• **Supplied entries**:
####

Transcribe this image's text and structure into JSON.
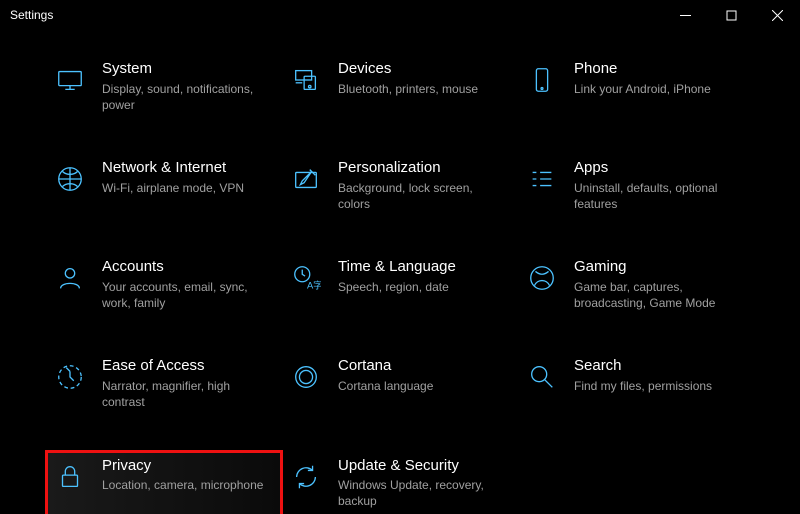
{
  "window": {
    "title": "Settings"
  },
  "tiles": [
    {
      "key": "system",
      "title": "System",
      "desc": "Display, sound, notifications, power"
    },
    {
      "key": "devices",
      "title": "Devices",
      "desc": "Bluetooth, printers, mouse"
    },
    {
      "key": "phone",
      "title": "Phone",
      "desc": "Link your Android, iPhone"
    },
    {
      "key": "network",
      "title": "Network & Internet",
      "desc": "Wi-Fi, airplane mode, VPN"
    },
    {
      "key": "personalization",
      "title": "Personalization",
      "desc": "Background, lock screen, colors"
    },
    {
      "key": "apps",
      "title": "Apps",
      "desc": "Uninstall, defaults, optional features"
    },
    {
      "key": "accounts",
      "title": "Accounts",
      "desc": "Your accounts, email, sync, work, family"
    },
    {
      "key": "time",
      "title": "Time & Language",
      "desc": "Speech, region, date"
    },
    {
      "key": "gaming",
      "title": "Gaming",
      "desc": "Game bar, captures, broadcasting, Game Mode"
    },
    {
      "key": "ease",
      "title": "Ease of Access",
      "desc": "Narrator, magnifier, high contrast"
    },
    {
      "key": "cortana",
      "title": "Cortana",
      "desc": "Cortana language"
    },
    {
      "key": "search",
      "title": "Search",
      "desc": "Find my files, permissions"
    },
    {
      "key": "privacy",
      "title": "Privacy",
      "desc": "Location, camera, microphone"
    },
    {
      "key": "update",
      "title": "Update & Security",
      "desc": "Windows Update, recovery, backup"
    }
  ],
  "highlight_key": "privacy"
}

####

• **Exercise goal**: Leave out the pictures and give the listing above again exactly.

• **Answer to the task**:
Transcribe this image's text and structure into JSON.
{
  "window": {
    "title": "Settings"
  },
  "tiles": [
    {
      "key": "system",
      "title": "System",
      "desc": "Display, sound, notifications, power"
    },
    {
      "key": "devices",
      "title": "Devices",
      "desc": "Bluetooth, printers, mouse"
    },
    {
      "key": "phone",
      "title": "Phone",
      "desc": "Link your Android, iPhone"
    },
    {
      "key": "network",
      "title": "Network & Internet",
      "desc": "Wi-Fi, airplane mode, VPN"
    },
    {
      "key": "personalization",
      "title": "Personalization",
      "desc": "Background, lock screen, colors"
    },
    {
      "key": "apps",
      "title": "Apps",
      "desc": "Uninstall, defaults, optional features"
    },
    {
      "key": "accounts",
      "title": "Accounts",
      "desc": "Your accounts, email, sync, work, family"
    },
    {
      "key": "time",
      "title": "Time & Language",
      "desc": "Speech, region, date"
    },
    {
      "key": "gaming",
      "title": "Gaming",
      "desc": "Game bar, captures, broadcasting, Game Mode"
    },
    {
      "key": "ease",
      "title": "Ease of Access",
      "desc": "Narrator, magnifier, high contrast"
    },
    {
      "key": "cortana",
      "title": "Cortana",
      "desc": "Cortana language"
    },
    {
      "key": "search",
      "title": "Search",
      "desc": "Find my files, permissions"
    },
    {
      "key": "privacy",
      "title": "Privacy",
      "desc": "Location, camera, microphone"
    },
    {
      "key": "update",
      "title": "Update & Security",
      "desc": "Windows Update, recovery, backup"
    }
  ],
  "highlight_key": "privacy"
}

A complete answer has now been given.